SUPPLIED RECORDS
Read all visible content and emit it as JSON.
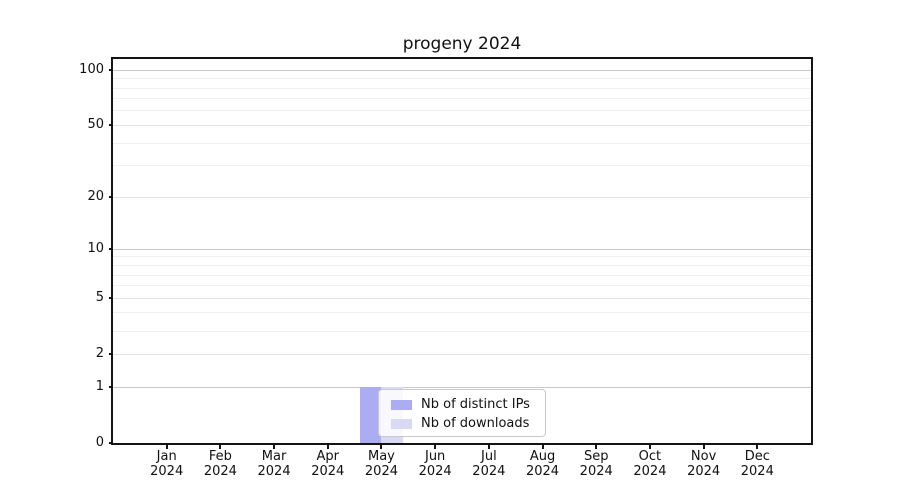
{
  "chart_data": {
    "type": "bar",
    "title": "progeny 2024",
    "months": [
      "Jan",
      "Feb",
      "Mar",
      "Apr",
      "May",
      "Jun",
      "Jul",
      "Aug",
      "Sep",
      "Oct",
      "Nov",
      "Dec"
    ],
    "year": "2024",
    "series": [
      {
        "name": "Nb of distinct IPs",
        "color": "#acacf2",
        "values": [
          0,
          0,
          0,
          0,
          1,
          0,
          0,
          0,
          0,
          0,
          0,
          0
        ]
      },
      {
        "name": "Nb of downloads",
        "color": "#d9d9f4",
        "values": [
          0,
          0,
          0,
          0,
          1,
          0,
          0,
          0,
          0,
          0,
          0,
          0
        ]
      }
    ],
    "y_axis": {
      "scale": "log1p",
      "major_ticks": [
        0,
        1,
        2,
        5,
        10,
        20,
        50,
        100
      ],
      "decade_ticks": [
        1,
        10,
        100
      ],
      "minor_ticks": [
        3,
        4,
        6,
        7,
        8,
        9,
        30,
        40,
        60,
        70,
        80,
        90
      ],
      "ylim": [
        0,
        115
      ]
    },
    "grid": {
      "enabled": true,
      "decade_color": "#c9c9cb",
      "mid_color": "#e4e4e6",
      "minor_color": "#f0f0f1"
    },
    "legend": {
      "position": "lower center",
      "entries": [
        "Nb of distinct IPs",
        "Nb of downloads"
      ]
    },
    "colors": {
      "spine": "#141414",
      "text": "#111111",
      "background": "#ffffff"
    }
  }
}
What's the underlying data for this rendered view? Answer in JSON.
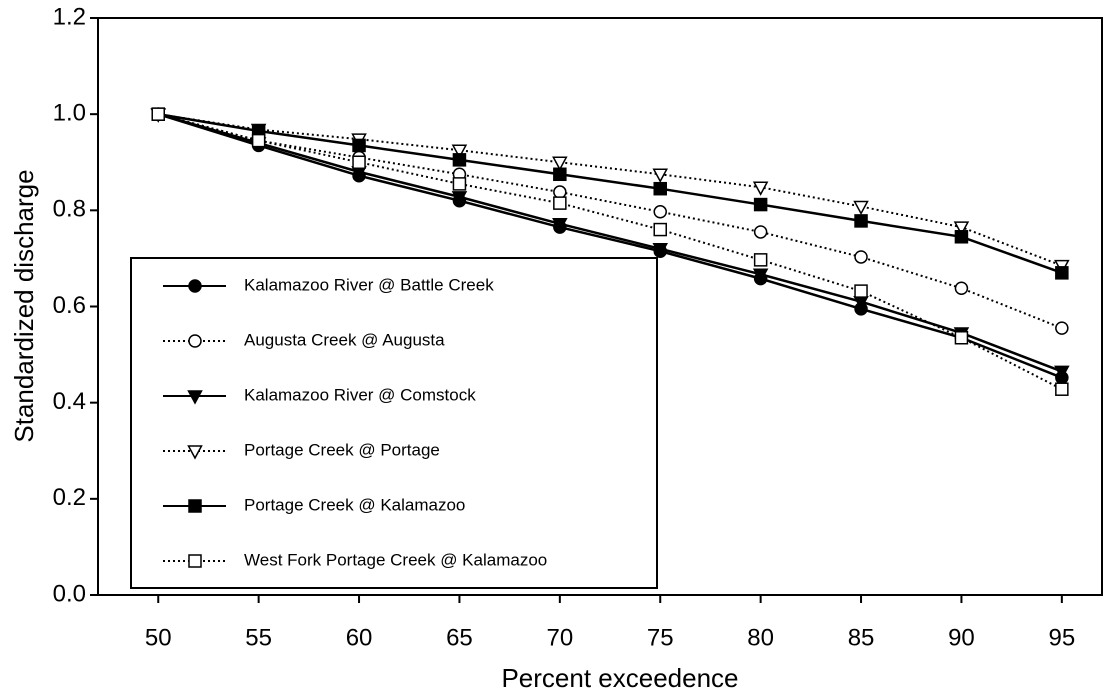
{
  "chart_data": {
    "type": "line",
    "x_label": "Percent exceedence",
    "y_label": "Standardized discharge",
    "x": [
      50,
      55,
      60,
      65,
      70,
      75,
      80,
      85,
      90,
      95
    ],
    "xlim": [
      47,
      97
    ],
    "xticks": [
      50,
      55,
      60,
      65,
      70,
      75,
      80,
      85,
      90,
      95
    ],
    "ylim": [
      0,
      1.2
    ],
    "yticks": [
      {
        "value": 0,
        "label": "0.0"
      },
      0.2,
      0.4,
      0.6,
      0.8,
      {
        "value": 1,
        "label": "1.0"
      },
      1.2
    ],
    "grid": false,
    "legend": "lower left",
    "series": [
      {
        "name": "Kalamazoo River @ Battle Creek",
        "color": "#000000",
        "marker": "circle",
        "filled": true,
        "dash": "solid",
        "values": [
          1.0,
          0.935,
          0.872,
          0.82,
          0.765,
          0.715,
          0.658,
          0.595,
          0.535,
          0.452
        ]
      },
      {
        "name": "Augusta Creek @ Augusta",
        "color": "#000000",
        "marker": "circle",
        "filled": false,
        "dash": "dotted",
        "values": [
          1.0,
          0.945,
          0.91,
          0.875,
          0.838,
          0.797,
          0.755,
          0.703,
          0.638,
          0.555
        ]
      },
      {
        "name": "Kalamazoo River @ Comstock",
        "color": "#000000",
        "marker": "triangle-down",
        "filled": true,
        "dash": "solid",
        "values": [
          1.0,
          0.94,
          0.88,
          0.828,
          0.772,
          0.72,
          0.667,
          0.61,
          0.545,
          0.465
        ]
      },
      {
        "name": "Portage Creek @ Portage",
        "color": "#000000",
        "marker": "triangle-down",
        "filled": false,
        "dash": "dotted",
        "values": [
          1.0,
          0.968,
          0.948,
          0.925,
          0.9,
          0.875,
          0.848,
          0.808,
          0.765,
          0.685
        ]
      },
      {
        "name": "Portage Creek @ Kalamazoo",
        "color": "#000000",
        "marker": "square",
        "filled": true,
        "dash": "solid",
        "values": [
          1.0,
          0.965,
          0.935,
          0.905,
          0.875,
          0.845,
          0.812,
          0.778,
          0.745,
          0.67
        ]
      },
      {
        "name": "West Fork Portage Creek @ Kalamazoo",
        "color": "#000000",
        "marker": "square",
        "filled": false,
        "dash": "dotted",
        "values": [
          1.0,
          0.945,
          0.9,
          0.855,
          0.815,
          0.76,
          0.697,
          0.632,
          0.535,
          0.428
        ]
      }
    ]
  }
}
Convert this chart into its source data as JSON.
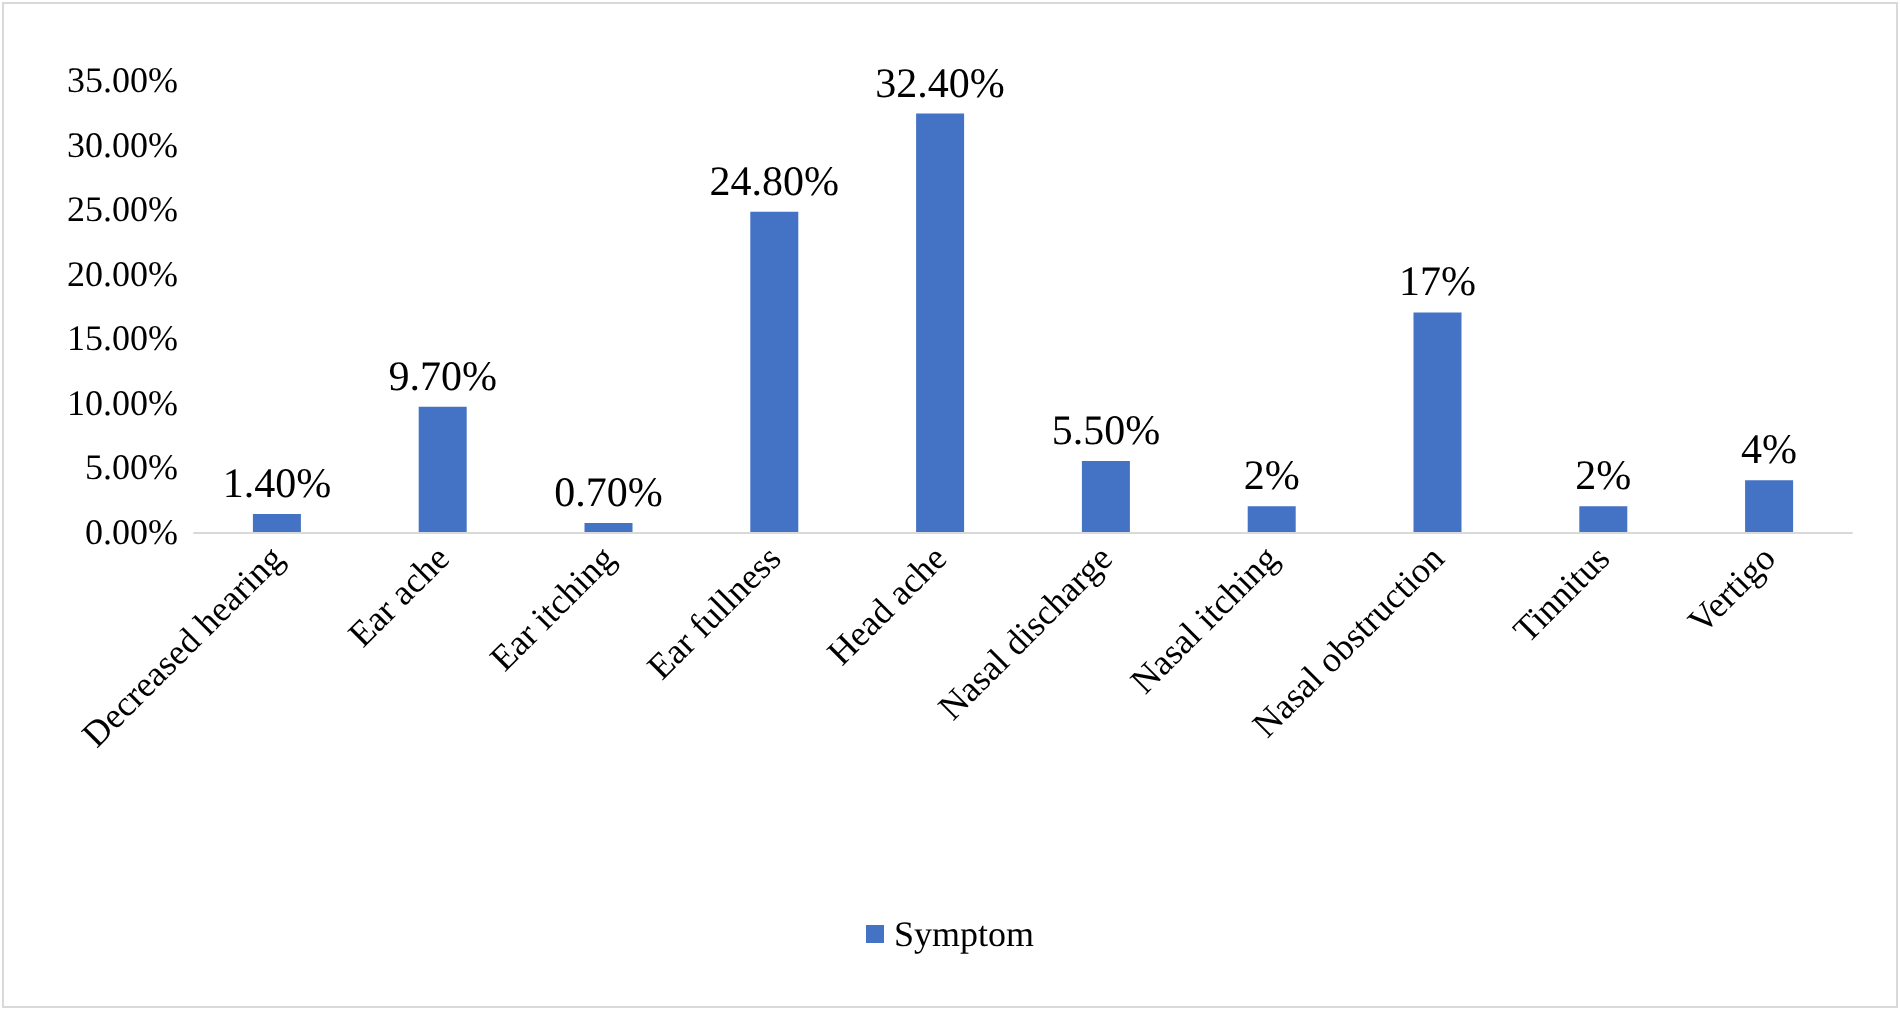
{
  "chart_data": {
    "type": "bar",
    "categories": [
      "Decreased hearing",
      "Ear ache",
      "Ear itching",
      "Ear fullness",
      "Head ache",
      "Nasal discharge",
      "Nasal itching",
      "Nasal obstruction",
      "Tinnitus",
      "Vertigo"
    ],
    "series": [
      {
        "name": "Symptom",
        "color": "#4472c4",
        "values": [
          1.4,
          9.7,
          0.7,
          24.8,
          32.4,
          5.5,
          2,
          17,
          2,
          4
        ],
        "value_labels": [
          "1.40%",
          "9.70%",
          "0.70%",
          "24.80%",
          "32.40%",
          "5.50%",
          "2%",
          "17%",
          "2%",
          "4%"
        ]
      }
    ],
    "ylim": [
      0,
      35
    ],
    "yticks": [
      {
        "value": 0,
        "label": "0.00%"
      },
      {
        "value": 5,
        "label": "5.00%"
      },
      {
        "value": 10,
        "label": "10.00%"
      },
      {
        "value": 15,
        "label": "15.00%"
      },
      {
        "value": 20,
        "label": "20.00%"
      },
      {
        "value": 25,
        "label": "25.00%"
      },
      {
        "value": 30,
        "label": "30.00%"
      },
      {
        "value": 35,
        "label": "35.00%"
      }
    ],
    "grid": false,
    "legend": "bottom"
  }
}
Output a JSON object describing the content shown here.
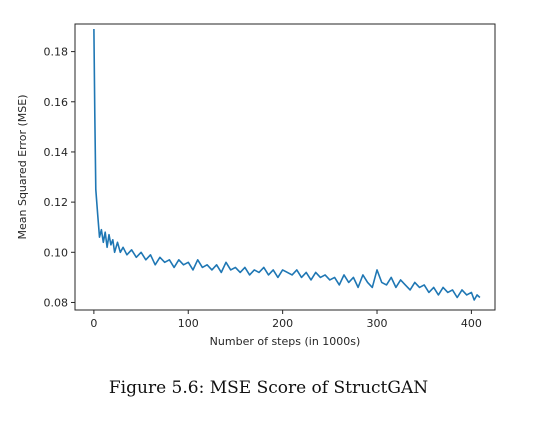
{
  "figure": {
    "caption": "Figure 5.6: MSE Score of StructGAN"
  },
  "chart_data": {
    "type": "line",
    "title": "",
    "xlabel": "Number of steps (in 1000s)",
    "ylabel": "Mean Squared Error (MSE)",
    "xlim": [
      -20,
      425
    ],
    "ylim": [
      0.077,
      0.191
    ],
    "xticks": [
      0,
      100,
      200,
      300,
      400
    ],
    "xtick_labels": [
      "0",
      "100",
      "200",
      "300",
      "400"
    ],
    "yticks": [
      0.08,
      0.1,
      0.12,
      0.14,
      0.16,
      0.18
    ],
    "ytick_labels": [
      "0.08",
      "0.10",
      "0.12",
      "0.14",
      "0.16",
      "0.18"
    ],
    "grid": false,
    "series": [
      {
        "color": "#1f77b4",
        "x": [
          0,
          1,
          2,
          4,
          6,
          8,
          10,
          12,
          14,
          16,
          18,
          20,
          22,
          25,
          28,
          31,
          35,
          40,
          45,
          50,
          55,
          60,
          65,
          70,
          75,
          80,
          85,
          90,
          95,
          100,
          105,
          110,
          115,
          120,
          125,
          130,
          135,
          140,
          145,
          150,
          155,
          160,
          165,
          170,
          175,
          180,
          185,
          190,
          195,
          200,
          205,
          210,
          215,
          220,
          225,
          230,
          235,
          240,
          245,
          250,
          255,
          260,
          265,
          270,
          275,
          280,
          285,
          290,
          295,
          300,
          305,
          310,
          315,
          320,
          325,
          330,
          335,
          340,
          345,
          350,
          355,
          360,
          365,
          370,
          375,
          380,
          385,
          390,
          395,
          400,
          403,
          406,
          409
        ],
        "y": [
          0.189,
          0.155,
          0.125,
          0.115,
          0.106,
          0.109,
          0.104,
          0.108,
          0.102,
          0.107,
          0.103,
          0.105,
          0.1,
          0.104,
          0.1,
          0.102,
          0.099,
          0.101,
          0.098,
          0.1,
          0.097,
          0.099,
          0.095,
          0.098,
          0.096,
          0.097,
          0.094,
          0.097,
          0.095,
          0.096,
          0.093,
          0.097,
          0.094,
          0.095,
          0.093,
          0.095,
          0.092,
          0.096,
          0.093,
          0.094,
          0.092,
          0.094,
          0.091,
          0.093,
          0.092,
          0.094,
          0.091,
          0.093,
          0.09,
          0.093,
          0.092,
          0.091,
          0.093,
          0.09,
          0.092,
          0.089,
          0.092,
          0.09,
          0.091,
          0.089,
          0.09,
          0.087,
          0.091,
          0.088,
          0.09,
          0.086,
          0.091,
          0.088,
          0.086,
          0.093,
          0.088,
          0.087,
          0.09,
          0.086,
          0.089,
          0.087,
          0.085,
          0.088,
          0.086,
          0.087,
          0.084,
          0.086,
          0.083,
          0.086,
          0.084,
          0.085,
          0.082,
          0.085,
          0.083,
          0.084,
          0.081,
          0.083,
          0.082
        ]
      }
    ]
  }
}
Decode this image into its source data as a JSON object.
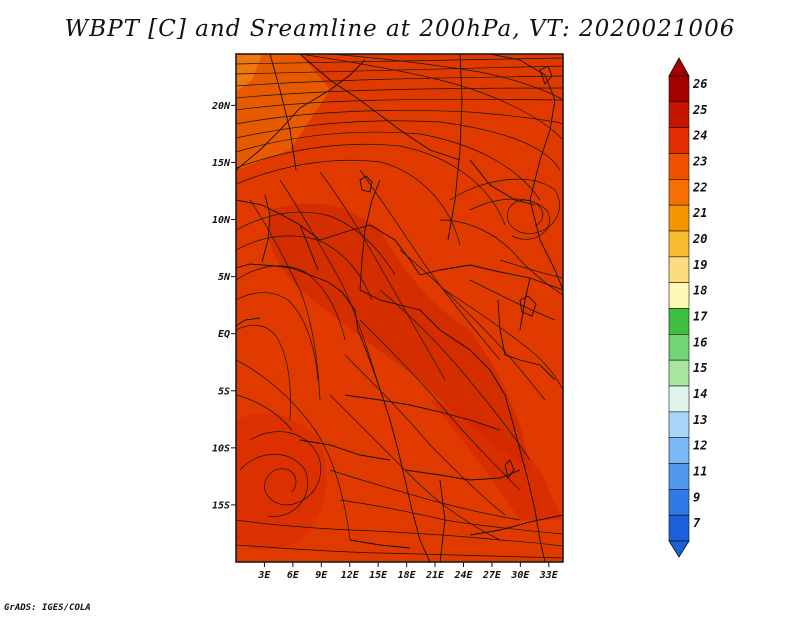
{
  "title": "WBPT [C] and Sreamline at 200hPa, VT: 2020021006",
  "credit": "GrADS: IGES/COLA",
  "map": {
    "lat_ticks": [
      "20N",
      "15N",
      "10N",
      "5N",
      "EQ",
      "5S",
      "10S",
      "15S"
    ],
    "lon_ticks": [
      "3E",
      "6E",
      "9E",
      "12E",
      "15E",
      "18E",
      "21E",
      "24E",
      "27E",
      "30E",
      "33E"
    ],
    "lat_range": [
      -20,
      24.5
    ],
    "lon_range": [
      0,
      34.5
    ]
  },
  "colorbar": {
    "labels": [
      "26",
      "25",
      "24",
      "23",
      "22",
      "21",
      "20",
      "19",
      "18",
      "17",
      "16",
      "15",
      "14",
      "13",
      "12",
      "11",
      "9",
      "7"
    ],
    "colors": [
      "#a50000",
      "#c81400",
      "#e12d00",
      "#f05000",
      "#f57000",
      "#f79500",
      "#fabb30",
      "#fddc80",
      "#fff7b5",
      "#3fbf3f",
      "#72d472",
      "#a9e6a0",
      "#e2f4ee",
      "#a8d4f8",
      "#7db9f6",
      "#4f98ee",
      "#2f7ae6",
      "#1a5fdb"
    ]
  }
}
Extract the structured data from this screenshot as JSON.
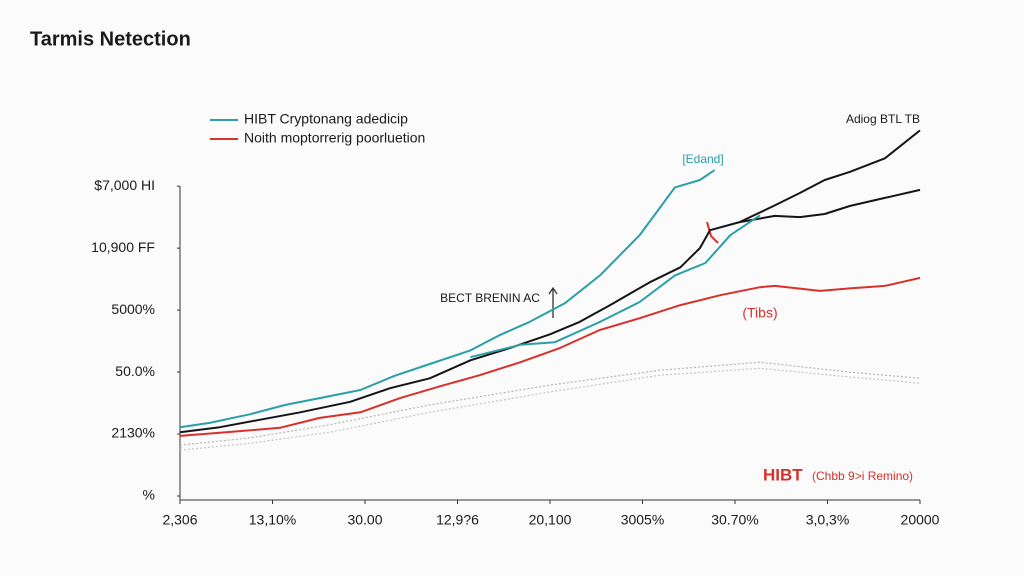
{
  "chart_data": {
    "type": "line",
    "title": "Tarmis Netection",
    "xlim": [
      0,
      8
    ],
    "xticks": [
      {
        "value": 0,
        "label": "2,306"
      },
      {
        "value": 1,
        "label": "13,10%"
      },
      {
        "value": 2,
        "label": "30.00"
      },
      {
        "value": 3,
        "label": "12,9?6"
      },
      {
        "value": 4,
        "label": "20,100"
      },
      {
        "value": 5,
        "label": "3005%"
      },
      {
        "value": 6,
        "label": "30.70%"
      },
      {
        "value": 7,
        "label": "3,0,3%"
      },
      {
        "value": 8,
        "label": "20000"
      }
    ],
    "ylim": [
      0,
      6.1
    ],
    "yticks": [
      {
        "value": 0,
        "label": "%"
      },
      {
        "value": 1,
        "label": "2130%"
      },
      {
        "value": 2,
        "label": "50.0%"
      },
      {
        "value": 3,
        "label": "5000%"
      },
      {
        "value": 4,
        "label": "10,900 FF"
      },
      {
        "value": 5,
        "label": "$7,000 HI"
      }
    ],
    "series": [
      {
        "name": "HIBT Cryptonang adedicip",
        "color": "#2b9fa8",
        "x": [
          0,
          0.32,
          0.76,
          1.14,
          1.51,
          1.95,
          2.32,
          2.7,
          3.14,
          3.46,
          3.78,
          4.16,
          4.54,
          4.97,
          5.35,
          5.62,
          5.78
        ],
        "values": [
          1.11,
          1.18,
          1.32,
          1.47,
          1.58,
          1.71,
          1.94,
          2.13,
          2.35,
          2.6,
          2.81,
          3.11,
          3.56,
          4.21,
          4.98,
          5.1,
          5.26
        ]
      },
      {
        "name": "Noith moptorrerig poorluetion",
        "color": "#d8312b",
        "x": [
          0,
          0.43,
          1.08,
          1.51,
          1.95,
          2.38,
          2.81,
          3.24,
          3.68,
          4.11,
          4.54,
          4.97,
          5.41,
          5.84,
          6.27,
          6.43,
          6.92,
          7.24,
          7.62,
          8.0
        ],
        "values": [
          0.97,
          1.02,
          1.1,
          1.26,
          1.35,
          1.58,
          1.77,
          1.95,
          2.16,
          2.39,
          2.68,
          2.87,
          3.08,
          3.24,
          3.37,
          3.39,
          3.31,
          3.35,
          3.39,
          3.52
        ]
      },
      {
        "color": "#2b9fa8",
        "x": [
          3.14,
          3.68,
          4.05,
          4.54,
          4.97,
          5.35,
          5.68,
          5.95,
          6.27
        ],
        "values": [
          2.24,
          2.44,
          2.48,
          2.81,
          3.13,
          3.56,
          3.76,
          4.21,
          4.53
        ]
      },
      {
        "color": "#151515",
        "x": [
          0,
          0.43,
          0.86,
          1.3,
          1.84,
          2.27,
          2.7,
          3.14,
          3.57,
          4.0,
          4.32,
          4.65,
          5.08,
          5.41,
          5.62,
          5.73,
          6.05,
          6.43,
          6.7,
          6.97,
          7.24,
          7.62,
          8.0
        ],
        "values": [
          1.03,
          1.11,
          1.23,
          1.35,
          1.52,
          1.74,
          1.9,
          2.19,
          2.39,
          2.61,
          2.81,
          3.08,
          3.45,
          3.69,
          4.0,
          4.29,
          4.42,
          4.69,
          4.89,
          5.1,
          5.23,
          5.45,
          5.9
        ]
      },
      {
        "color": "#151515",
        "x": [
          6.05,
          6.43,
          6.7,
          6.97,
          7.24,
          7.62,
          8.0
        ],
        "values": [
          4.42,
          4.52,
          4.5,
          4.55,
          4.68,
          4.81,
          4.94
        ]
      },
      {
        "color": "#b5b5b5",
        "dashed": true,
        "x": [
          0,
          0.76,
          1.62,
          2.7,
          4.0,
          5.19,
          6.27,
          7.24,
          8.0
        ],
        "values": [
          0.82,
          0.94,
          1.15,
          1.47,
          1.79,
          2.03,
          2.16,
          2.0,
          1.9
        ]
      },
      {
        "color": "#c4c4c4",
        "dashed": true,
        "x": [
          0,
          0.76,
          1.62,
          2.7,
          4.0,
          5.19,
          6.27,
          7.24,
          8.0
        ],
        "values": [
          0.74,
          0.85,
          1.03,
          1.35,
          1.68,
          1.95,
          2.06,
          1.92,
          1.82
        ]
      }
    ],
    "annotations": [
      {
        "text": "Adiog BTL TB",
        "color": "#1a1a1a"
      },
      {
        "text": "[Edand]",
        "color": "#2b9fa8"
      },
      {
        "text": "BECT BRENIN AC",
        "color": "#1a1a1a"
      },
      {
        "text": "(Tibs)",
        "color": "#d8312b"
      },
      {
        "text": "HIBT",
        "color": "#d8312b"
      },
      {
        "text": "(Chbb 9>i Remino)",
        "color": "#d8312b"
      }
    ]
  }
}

TASK PROMPT
In the material above, tally every line with the string "legend" in it, then give that number alone.

PROBLEM SOLUTION
3